### PROBLEM
From the listing below, extract each entry exactly as written, minus the images.
===== SOURCE MATERIAL =====
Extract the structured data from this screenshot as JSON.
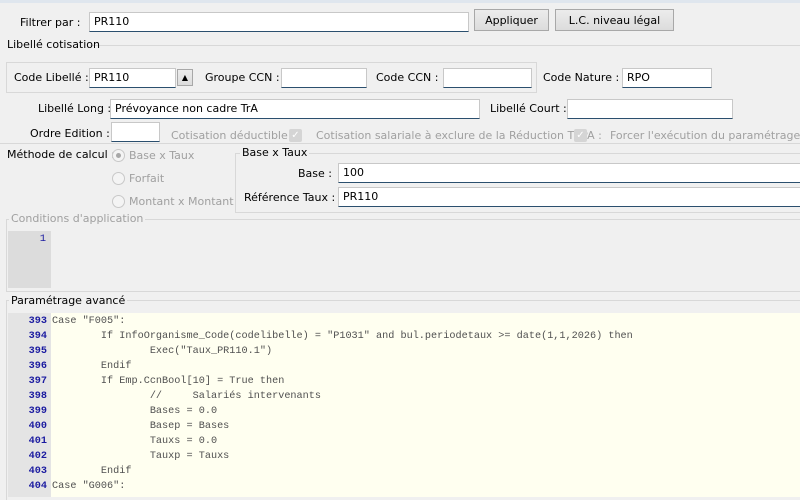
{
  "filter": {
    "label": "Filtrer par :",
    "value": "PR110",
    "apply_button": "Appliquer",
    "legal_button": "L.C. niveau légal"
  },
  "libelle_cotisation": {
    "title": "Libellé cotisation",
    "code_libelle_label": "Code Libellé :",
    "code_libelle_value": "PR110",
    "groupe_ccn_label": "Groupe CCN :",
    "groupe_ccn_value": "",
    "code_ccn_label": "Code CCN :",
    "code_ccn_value": "",
    "code_nature_label": "Code Nature :",
    "code_nature_value": "RPO",
    "libelle_long_label": "Libellé Long :",
    "libelle_long_value": "Prévoyance non cadre TrA",
    "libelle_court_label": "Libellé Court :",
    "libelle_court_value": "",
    "ordre_edition_label": "Ordre Edition :",
    "ordre_edition_value": "",
    "cotisation_deductible_label": "Cotisation déductible :",
    "cotisation_deductible_checked": true,
    "tepa_label": "Cotisation salariale à exclure de la Réduction TEPA :",
    "tepa_checked": true,
    "forcer_label": "Forcer l'exécution du paramétrage avan"
  },
  "methode": {
    "label": "Méthode de calcul :",
    "options": [
      "Base x Taux",
      "Forfait",
      "Montant x Montant"
    ],
    "selected": "Base x Taux"
  },
  "base_taux": {
    "title": "Base x Taux",
    "base_label": "Base :",
    "base_value": "100",
    "ref_label": "Référence Taux :",
    "ref_value": "PR110"
  },
  "conditions": {
    "title": "Conditions d'application",
    "lines": [
      {
        "n": "1",
        "text": ""
      }
    ]
  },
  "parametrage": {
    "title": "Paramétrage avancé",
    "lines": [
      {
        "n": "393",
        "text": "Case \"F005\":"
      },
      {
        "n": "394",
        "text": "        If InfoOrganisme_Code(codelibelle) = \"P1031\" and bul.periodetaux >= date(1,1,2026) then"
      },
      {
        "n": "395",
        "text": "                Exec(\"Taux_PR110.1\")"
      },
      {
        "n": "396",
        "text": "        Endif"
      },
      {
        "n": "397",
        "text": "        If Emp.CcnBool[10] = True then"
      },
      {
        "n": "398",
        "text": "                //     Salariés intervenants"
      },
      {
        "n": "399",
        "text": "                Bases = 0.0"
      },
      {
        "n": "400",
        "text": "                Basep = Bases"
      },
      {
        "n": "401",
        "text": "                Tauxs = 0.0"
      },
      {
        "n": "402",
        "text": "                Tauxp = Tauxs"
      },
      {
        "n": "403",
        "text": "        Endif"
      },
      {
        "n": "404",
        "text": "Case \"G006\":"
      }
    ]
  }
}
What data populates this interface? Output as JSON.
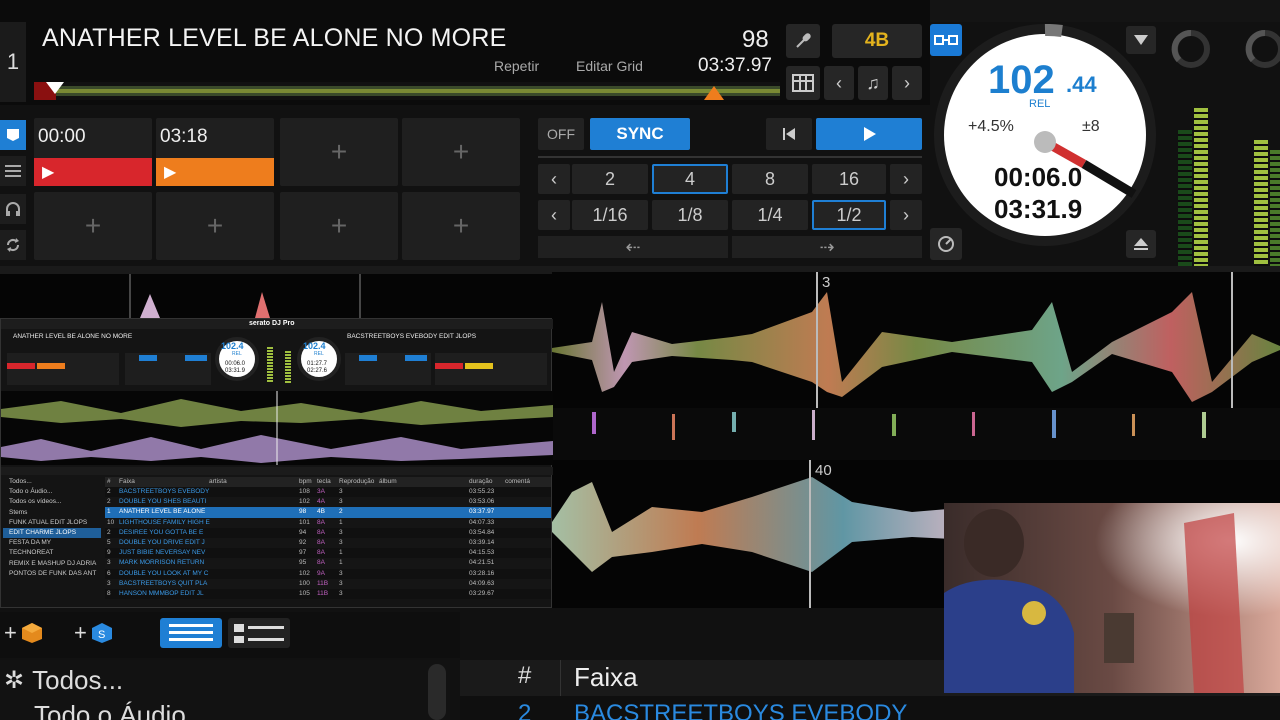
{
  "deck": {
    "number": "1",
    "title": "ANATHER LEVEL BE ALONE NO MORE",
    "bpm_small": "98",
    "repeat_label": "Repetir",
    "edit_grid_label": "Editar Grid",
    "time_remaining": "03:37.97",
    "key": "4B"
  },
  "cues": [
    {
      "time": "00:00",
      "color": "#d8262c"
    },
    {
      "time": "03:18",
      "color": "#ee7d1d"
    }
  ],
  "transport": {
    "off_label": "OFF",
    "sync_label": "SYNC",
    "beat_jump": [
      "2",
      "4",
      "8",
      "16"
    ],
    "beat_jump_active": "4",
    "loop_sizes": [
      "1/16",
      "1/8",
      "1/4",
      "1/2"
    ],
    "loop_active": "1/2"
  },
  "platter": {
    "bpm_int": "102",
    "bpm_dec": ".44",
    "rel_label": "REL",
    "pitch": "+4.5%",
    "range": "±8",
    "elapsed": "00:06.0",
    "remaining": "03:31.9"
  },
  "waveform": {
    "marker_top": "3",
    "marker_bottom": "40"
  },
  "embedded": {
    "app_name": "serato DJ Pro",
    "deck1_title": "ANATHER LEVEL BE ALONE NO MORE",
    "deck2_title": "BACSTREETBOYS EVEBODY EDIT JLOPS",
    "deck1_bpm": "102.4",
    "deck1_rel": "REL",
    "deck1_time1": "00:06.0",
    "deck1_time2": "03:31.9",
    "deck2_bpm": "102.4",
    "deck2_rel": "REL",
    "deck2_time1": "01:27.7",
    "deck2_time2": "02:27.6",
    "crates": [
      "Todos...",
      "Todo o Áudio...",
      "Todos os vídeos...",
      "Stems",
      "FUNK ATUAL EDIT JLOPS",
      "EDIT CHARME JLOPS",
      "FESTA DA MY",
      "TECHNOREAT",
      "REMIX E MASHUP DJ ADRIA",
      "PONTOS DE FUNK DAS ANT"
    ],
    "columns": [
      "#",
      "Faixa",
      "artista",
      "bpm",
      "tecla",
      "Reprodução",
      "álbum",
      "duração",
      "comentá"
    ],
    "rows": [
      {
        "n": "2",
        "track": "BACSTREETBOYS EVEBODY",
        "bpm": "108",
        "key": "3A",
        "plays": "3",
        "dur": "03:55.23"
      },
      {
        "n": "2",
        "track": "DOUBLE YOU SHES BEAUTI",
        "bpm": "102",
        "key": "4A",
        "plays": "3",
        "dur": "03:53.06"
      },
      {
        "n": "1",
        "track": "ANATHER LEVEL BE ALONE",
        "bpm": "98",
        "key": "4B",
        "plays": "2",
        "dur": "03:37.97"
      },
      {
        "n": "10",
        "track": "LIGHTHOUSE FAMILY HIGH E",
        "bpm": "101",
        "key": "8A",
        "plays": "1",
        "dur": "04:07.33"
      },
      {
        "n": "2",
        "track": "DESIREE YOU GOTTA BE E",
        "bpm": "94",
        "key": "8A",
        "plays": "3",
        "dur": "03:54.84"
      },
      {
        "n": "5",
        "track": "DOUBLE YOU DRIVE EDIT J",
        "bpm": "92",
        "key": "8A",
        "plays": "3",
        "dur": "03:39.14"
      },
      {
        "n": "9",
        "track": "JUST BIBIE NEVERSAY NEV",
        "bpm": "97",
        "key": "8A",
        "plays": "1",
        "dur": "04:15.53"
      },
      {
        "n": "3",
        "track": "MARK MORRISON RETURN",
        "bpm": "95",
        "key": "8A",
        "plays": "1",
        "dur": "04:21.51"
      },
      {
        "n": "6",
        "track": "DOUBLE YOU LOOK AT MY C",
        "bpm": "102",
        "key": "9A",
        "plays": "3",
        "dur": "03:28.16"
      },
      {
        "n": "3",
        "track": "BACSTREETBOYS QUIT PLA",
        "bpm": "100",
        "key": "11B",
        "plays": "3",
        "dur": "04:09.63"
      },
      {
        "n": "8",
        "track": "HANSON MMMBOP EDIT JL",
        "bpm": "105",
        "key": "11B",
        "plays": "3",
        "dur": "03:29.67"
      }
    ]
  },
  "library": {
    "sidebar_items": [
      "Todos...",
      "Todo o Áudio..."
    ],
    "col_hash": "#",
    "col_track": "Faixa",
    "first_row_num": "2",
    "first_row_track": "BACSTREETBOYS EVEBODY"
  },
  "colors": {
    "accent_blue": "#1f7fd4",
    "cue_red": "#d8262c",
    "cue_orange": "#ee7d1d",
    "key_yellow": "#e4b31d"
  }
}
=====
### PROBLEM SOLUTION
Extract the structured data from this screenshot as JSON.
{
  "filter": {
    "label": "Filtrer par :",
    "value": "PR110",
    "apply_button": "Appliquer",
    "legal_button": "L.C. niveau légal"
  },
  "libelle_cotisation": {
    "title": "Libellé cotisation",
    "code_libelle_label": "Code Libellé :",
    "code_libelle_value": "PR110",
    "groupe_ccn_label": "Groupe CCN :",
    "groupe_ccn_value": "",
    "code_ccn_label": "Code CCN :",
    "code_ccn_value": "",
    "code_nature_label": "Code Nature :",
    "code_nature_value": "RPO",
    "libelle_long_label": "Libellé Long :",
    "libelle_long_value": "Prévoyance non cadre TrA",
    "libelle_court_label": "Libellé Court :",
    "libelle_court_value": "",
    "ordre_edition_label": "Ordre Edition :",
    "ordre_edition_value": "",
    "cotisation_deductible_label": "Cotisation déductible :",
    "cotisation_deductible_checked": true,
    "tepa_label": "Cotisation salariale à exclure de la Réduction TEPA :",
    "tepa_checked": true,
    "forcer_label": "Forcer l'exécution du paramétrage avan"
  },
  "methode": {
    "label": "Méthode de calcul :",
    "options": [
      "Base x Taux",
      "Forfait",
      "Montant x Montant"
    ],
    "selected": "Base x Taux"
  },
  "base_taux": {
    "title": "Base x Taux",
    "base_label": "Base :",
    "base_value": "100",
    "ref_label": "Référence Taux :",
    "ref_value": "PR110"
  },
  "conditions": {
    "title": "Conditions d'application",
    "lines": [
      {
        "n": "1",
        "text": ""
      }
    ]
  },
  "parametrage": {
    "title": "Paramétrage avancé",
    "lines": [
      {
        "n": "393",
        "text": "Case \"F005\":"
      },
      {
        "n": "394",
        "text": "        If InfoOrganisme_Code(codelibelle) = \"P1031\" and bul.periodetaux >= date(1,1,2026) then"
      },
      {
        "n": "395",
        "text": "                Exec(\"Taux_PR110.1\")"
      },
      {
        "n": "396",
        "text": "        Endif"
      },
      {
        "n": "397",
        "text": "        If Emp.CcnBool[10] = True then"
      },
      {
        "n": "398",
        "text": "                //     Salariés intervenants"
      },
      {
        "n": "399",
        "text": "                Bases = 0.0"
      },
      {
        "n": "400",
        "text": "                Basep = Bases"
      },
      {
        "n": "401",
        "text": "                Tauxs = 0.0"
      },
      {
        "n": "402",
        "text": "                Tauxp = Tauxs"
      },
      {
        "n": "403",
        "text": "        Endif"
      },
      {
        "n": "404",
        "text": "Case \"G006\":"
      }
    ]
  }
}
What data populates this interface? Output as JSON.
{
  "deck": {
    "number": "1",
    "title": "ANATHER LEVEL BE ALONE NO MORE",
    "bpm_small": "98",
    "repeat_label": "Repetir",
    "edit_grid_label": "Editar Grid",
    "time_remaining": "03:37.97",
    "key": "4B"
  },
  "cues": [
    {
      "time": "00:00",
      "color": "#d8262c"
    },
    {
      "time": "03:18",
      "color": "#ee7d1d"
    }
  ],
  "transport": {
    "off_label": "OFF",
    "sync_label": "SYNC",
    "beat_jump": [
      "2",
      "4",
      "8",
      "16"
    ],
    "beat_jump_active": "4",
    "loop_sizes": [
      "1/16",
      "1/8",
      "1/4",
      "1/2"
    ],
    "loop_active": "1/2"
  },
  "platter": {
    "bpm_int": "102",
    "bpm_dec": ".44",
    "rel_label": "REL",
    "pitch": "+4.5%",
    "range": "±8",
    "elapsed": "00:06.0",
    "remaining": "03:31.9"
  },
  "waveform": {
    "marker_top": "3",
    "marker_bottom": "40"
  },
  "embedded": {
    "app_name": "serato DJ Pro",
    "deck1_title": "ANATHER LEVEL BE ALONE NO MORE",
    "deck2_title": "BACSTREETBOYS EVEBODY EDIT JLOPS",
    "deck1_bpm": "102.4",
    "deck1_rel": "REL",
    "deck1_time1": "00:06.0",
    "deck1_time2": "03:31.9",
    "deck2_bpm": "102.4",
    "deck2_rel": "REL",
    "deck2_time1": "01:27.7",
    "deck2_time2": "02:27.6",
    "crates": [
      "Todos...",
      "Todo o Áudio...",
      "Todos os vídeos...",
      "Stems",
      "FUNK ATUAL EDIT JLOPS",
      "EDIT CHARME JLOPS",
      "FESTA DA MY",
      "TECHNOREAT",
      "REMIX E MASHUP DJ ADRIA",
      "PONTOS DE FUNK DAS ANT"
    ],
    "columns": [
      "#",
      "Faixa",
      "artista",
      "bpm",
      "tecla",
      "Reprodução",
      "álbum",
      "duração",
      "comentá"
    ],
    "rows": [
      {
        "n": "2",
        "track": "BACSTREETBOYS EVEBODY",
        "bpm": "108",
        "key": "3A",
        "plays": "3",
        "dur": "03:55.23"
      },
      {
        "n": "2",
        "track": "DOUBLE YOU SHES BEAUTI",
        "bpm": "102",
        "key": "4A",
        "plays": "3",
        "dur": "03:53.06"
      },
      {
        "n": "1",
        "track": "ANATHER LEVEL BE ALONE",
        "bpm": "98",
        "key": "4B",
        "plays": "2",
        "dur": "03:37.97"
      },
      {
        "n": "10",
        "track": "LIGHTHOUSE FAMILY HIGH E",
        "bpm": "101",
        "key": "8A",
        "plays": "1",
        "dur": "04:07.33"
      },
      {
        "n": "2",
        "track": "DESIREE YOU GOTTA BE E",
        "bpm": "94",
        "key": "8A",
        "plays": "3",
        "dur": "03:54.84"
      },
      {
        "n": "5",
        "track": "DOUBLE YOU DRIVE EDIT J",
        "bpm": "92",
        "key": "8A",
        "plays": "3",
        "dur": "03:39.14"
      },
      {
        "n": "9",
        "track": "JUST BIBIE NEVERSAY NEV",
        "bpm": "97",
        "key": "8A",
        "plays": "1",
        "dur": "04:15.53"
      },
      {
        "n": "3",
        "track": "MARK MORRISON RETURN",
        "bpm": "95",
        "key": "8A",
        "plays": "1",
        "dur": "04:21.51"
      },
      {
        "n": "6",
        "track": "DOUBLE YOU LOOK AT MY C",
        "bpm": "102",
        "key": "9A",
        "plays": "3",
        "dur": "03:28.16"
      },
      {
        "n": "3",
        "track": "BACSTREETBOYS QUIT PLA",
        "bpm": "100",
        "key": "11B",
        "plays": "3",
        "dur": "04:09.63"
      },
      {
        "n": "8",
        "track": "HANSON MMMBOP EDIT JL",
        "bpm": "105",
        "key": "11B",
        "plays": "3",
        "dur": "03:29.67"
      }
    ]
  },
  "library": {
    "sidebar_items": [
      "Todos...",
      "Todo o Áudio..."
    ],
    "col_hash": "#",
    "col_track": "Faixa",
    "first_row_num": "2",
    "first_row_track": "BACSTREETBOYS EVEBODY"
  },
  "colors": {
    "accent_blue": "#1f7fd4",
    "cue_red": "#d8262c",
    "cue_orange": "#ee7d1d",
    "key_yellow": "#e4b31d"
  }
}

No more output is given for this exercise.